To be done: The lines to transcribe begin with the one containing "Read all visible content and emit it as JSON." and end with the last line below; reproduce them exactly, without the pictures.

Data entries
╔══

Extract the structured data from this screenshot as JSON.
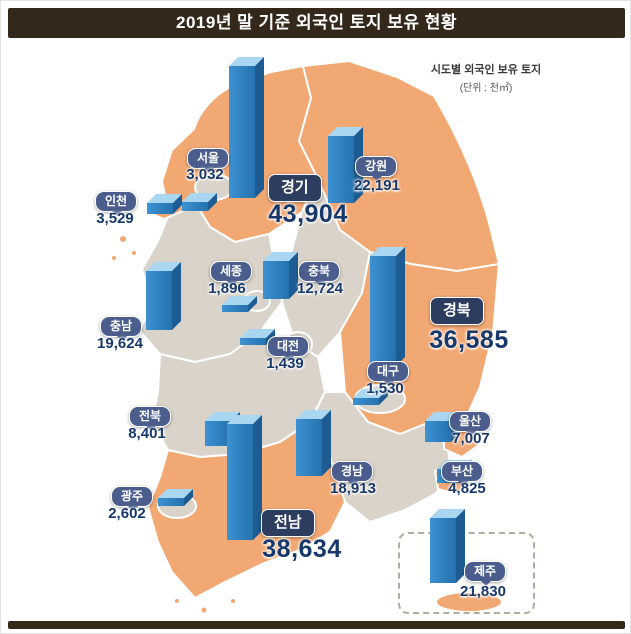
{
  "header": {
    "title": "2019년 말 기준 외국인 토지 보유 현황"
  },
  "legend": {
    "line1": "시도별 외국인 보유 토지",
    "line2": "(단위 : 천㎡)"
  },
  "chart_data": {
    "type": "bar",
    "title": "2019년 말 기준 외국인 토지 보유 현황",
    "subtitle": "시도별 외국인 보유 토지",
    "unit": "천㎡",
    "regions": [
      {
        "id": "gyeonggi",
        "label": "경기",
        "value": 43904,
        "value_label": "43,904",
        "emphasis": true
      },
      {
        "id": "gangwon",
        "label": "강원",
        "value": 22191,
        "value_label": "22,191",
        "emphasis": false
      },
      {
        "id": "seoul",
        "label": "서울",
        "value": 3032,
        "value_label": "3,032",
        "emphasis": false
      },
      {
        "id": "incheon",
        "label": "인천",
        "value": 3529,
        "value_label": "3,529",
        "emphasis": false
      },
      {
        "id": "sejong",
        "label": "세종",
        "value": 1896,
        "value_label": "1,896",
        "emphasis": false
      },
      {
        "id": "chungbuk",
        "label": "충북",
        "value": 12724,
        "value_label": "12,724",
        "emphasis": false
      },
      {
        "id": "chungnam",
        "label": "충남",
        "value": 19624,
        "value_label": "19,624",
        "emphasis": false
      },
      {
        "id": "daejeon",
        "label": "대전",
        "value": 1439,
        "value_label": "1,439",
        "emphasis": false
      },
      {
        "id": "gyeongbuk",
        "label": "경북",
        "value": 36585,
        "value_label": "36,585",
        "emphasis": true
      },
      {
        "id": "daegu",
        "label": "대구",
        "value": 1530,
        "value_label": "1,530",
        "emphasis": false
      },
      {
        "id": "jeonbuk",
        "label": "전북",
        "value": 8401,
        "value_label": "8,401",
        "emphasis": false
      },
      {
        "id": "ulsan",
        "label": "울산",
        "value": 7007,
        "value_label": "7,007",
        "emphasis": false
      },
      {
        "id": "gyeongnam",
        "label": "경남",
        "value": 18913,
        "value_label": "18,913",
        "emphasis": false
      },
      {
        "id": "busan",
        "label": "부산",
        "value": 4825,
        "value_label": "4,825",
        "emphasis": false
      },
      {
        "id": "gwangju",
        "label": "광주",
        "value": 2602,
        "value_label": "2,602",
        "emphasis": false
      },
      {
        "id": "jeonnam",
        "label": "전남",
        "value": 38634,
        "value_label": "38,634",
        "emphasis": true
      },
      {
        "id": "jeju",
        "label": "제주",
        "value": 21830,
        "value_label": "21,830",
        "emphasis": false
      }
    ]
  },
  "colors": {
    "header_bg": "#34281b",
    "region_orange": "#f2a873",
    "region_gray": "#d9d3c9",
    "bar_blue": "#2f7fbe",
    "value_text": "#17386b",
    "badge_blue": "#4a5d8c",
    "badge_navy": "#2d3d60"
  }
}
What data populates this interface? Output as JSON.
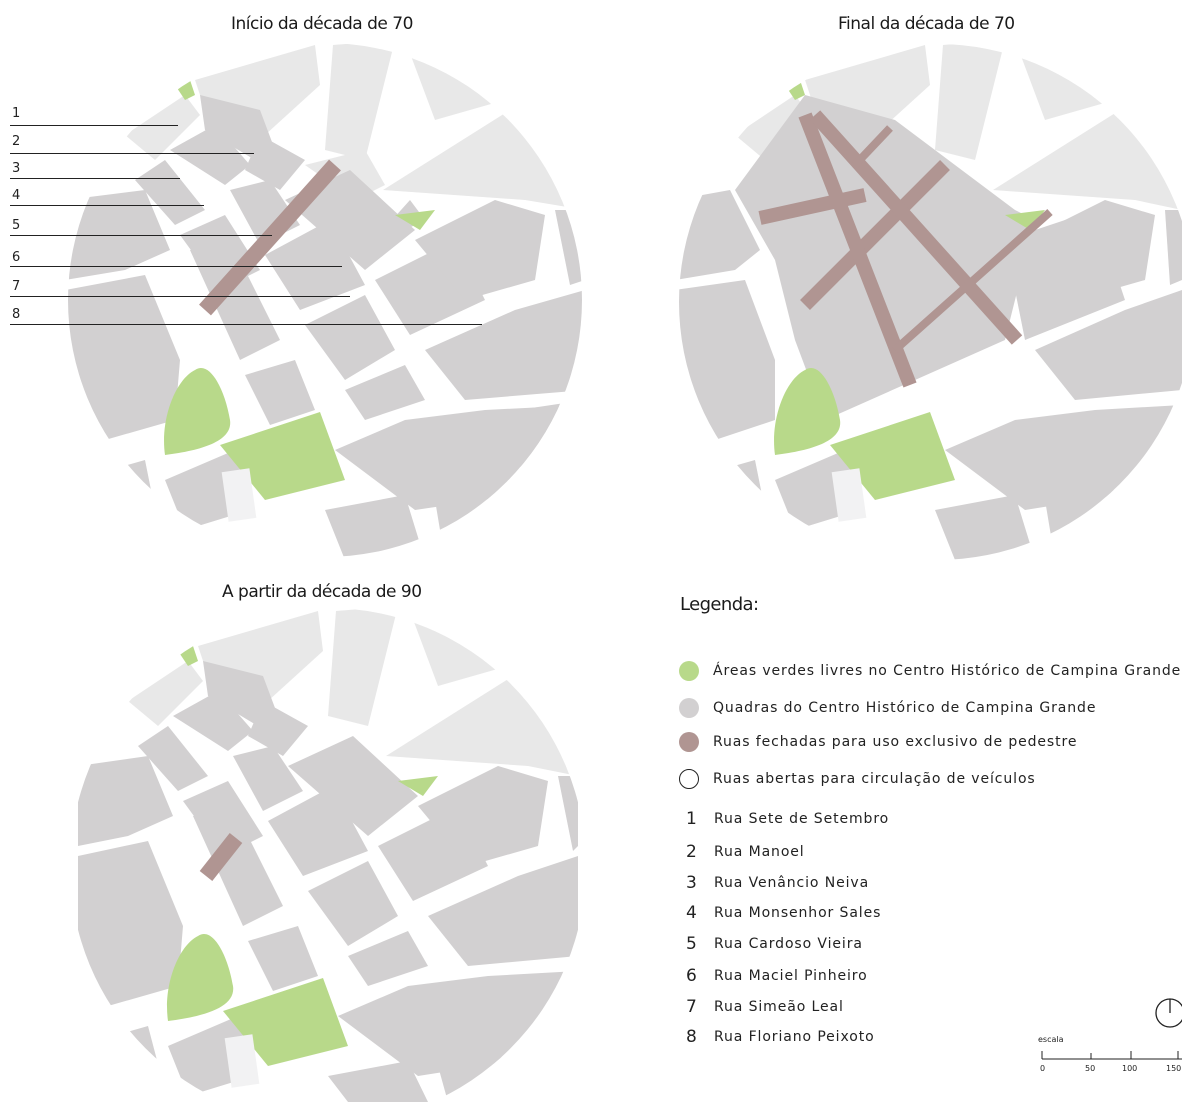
{
  "maps": [
    {
      "title": "Início da década de 70"
    },
    {
      "title": "Final da década de 70"
    },
    {
      "title": "A partir da década de 90"
    }
  ],
  "reference_numbers": [
    "1",
    "2",
    "3",
    "4",
    "5",
    "6",
    "7",
    "8"
  ],
  "legend": {
    "title": "Legenda:",
    "items": [
      {
        "label": "Áreas verdes livres no Centro Histórico de Campina Grande",
        "color": "#b8d98a"
      },
      {
        "label": "Quadras do Centro Histórico de Campina Grande",
        "color": "#d2d0d1"
      },
      {
        "label": "Ruas fechadas para uso exclusivo de pedestre",
        "color": "#b09592"
      },
      {
        "label": "Ruas abertas para circulação de veículos",
        "color": "#ffffff"
      }
    ],
    "streets": [
      {
        "num": "1",
        "name": "Rua Sete de Setembro"
      },
      {
        "num": "2",
        "name": "Rua Manoel"
      },
      {
        "num": "3",
        "name": "Rua Venâncio Neiva"
      },
      {
        "num": "4",
        "name": "Rua Monsenhor Sales"
      },
      {
        "num": "5",
        "name": "Rua Cardoso Vieira"
      },
      {
        "num": "6",
        "name": "Rua Maciel Pinheiro"
      },
      {
        "num": "7",
        "name": "Rua Simeão Leal"
      },
      {
        "num": "8",
        "name": "Rua Floriano Peixoto"
      }
    ]
  },
  "scale": {
    "label": "escala",
    "ticks": [
      "0",
      "50",
      "100",
      "150"
    ]
  },
  "colors": {
    "block": "#d2d0d1",
    "outer_block": "#e8e8e8",
    "green": "#b8d98a",
    "pedestrian": "#b09592",
    "street": "#ffffff",
    "building": "#f2f2f3"
  }
}
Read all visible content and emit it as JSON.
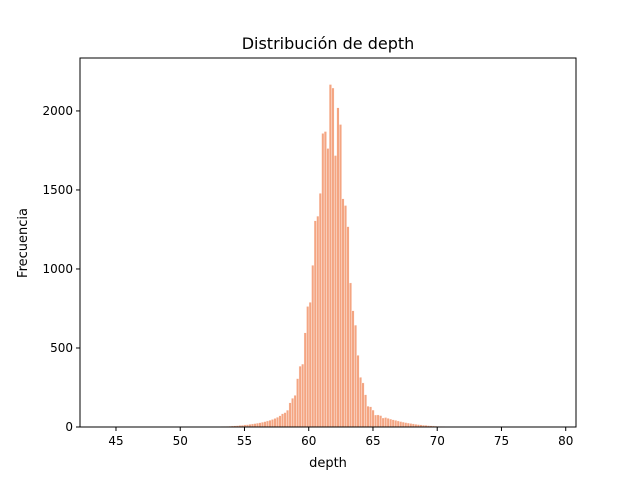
{
  "chart_data": {
    "type": "histogram",
    "title": "Distribución de depth",
    "xlabel": "depth",
    "ylabel": "Frecuencia",
    "xlim": [
      42.2,
      80.8
    ],
    "ylim": [
      0,
      2335
    ],
    "xticks": [
      45,
      50,
      55,
      60,
      65,
      70,
      75,
      80
    ],
    "yticks": [
      0,
      500,
      1000,
      1500,
      2000
    ],
    "x_range": [
      43.0,
      79.0
    ],
    "bins": 184,
    "bar_color": "#f4a582",
    "bar_edge_color": "#ffffff",
    "distribution": {
      "peak_center": 61.9,
      "peak_count": 2230,
      "sigma_left": 1.3,
      "sigma_right": 1.05,
      "tail_fraction": 0.06,
      "tail_sigma": 3.2
    }
  }
}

╚══

Answer for the task:
Read all visible content and emit it as JSON.
{
  "chart_data": {
    "type": "histogram",
    "title": "Distribución de depth",
    "xlabel": "depth",
    "ylabel": "Frecuencia",
    "xlim": [
      42.2,
      80.8
    ],
    "ylim": [
      0,
      2335
    ],
    "xticks": [
      45,
      50,
      55,
      60,
      65,
      70,
      75,
      80
    ],
    "yticks": [
      0,
      500,
      1000,
      1500,
      2000
    ],
    "x_range": [
      43.0,
      79.0
    ],
    "bins": 184,
    "bar_color": "#f4a582",
    "bar_edge_color": "#ffffff",
    "distribution": {
      "peak_center": 61.9,
      "peak_count": 2230,
      "sigma_left": 1.3,
      "sigma_right": 1.05,
      "tail_fraction": 0.06,
      "tail_sigma": 3.2
    }
  }
}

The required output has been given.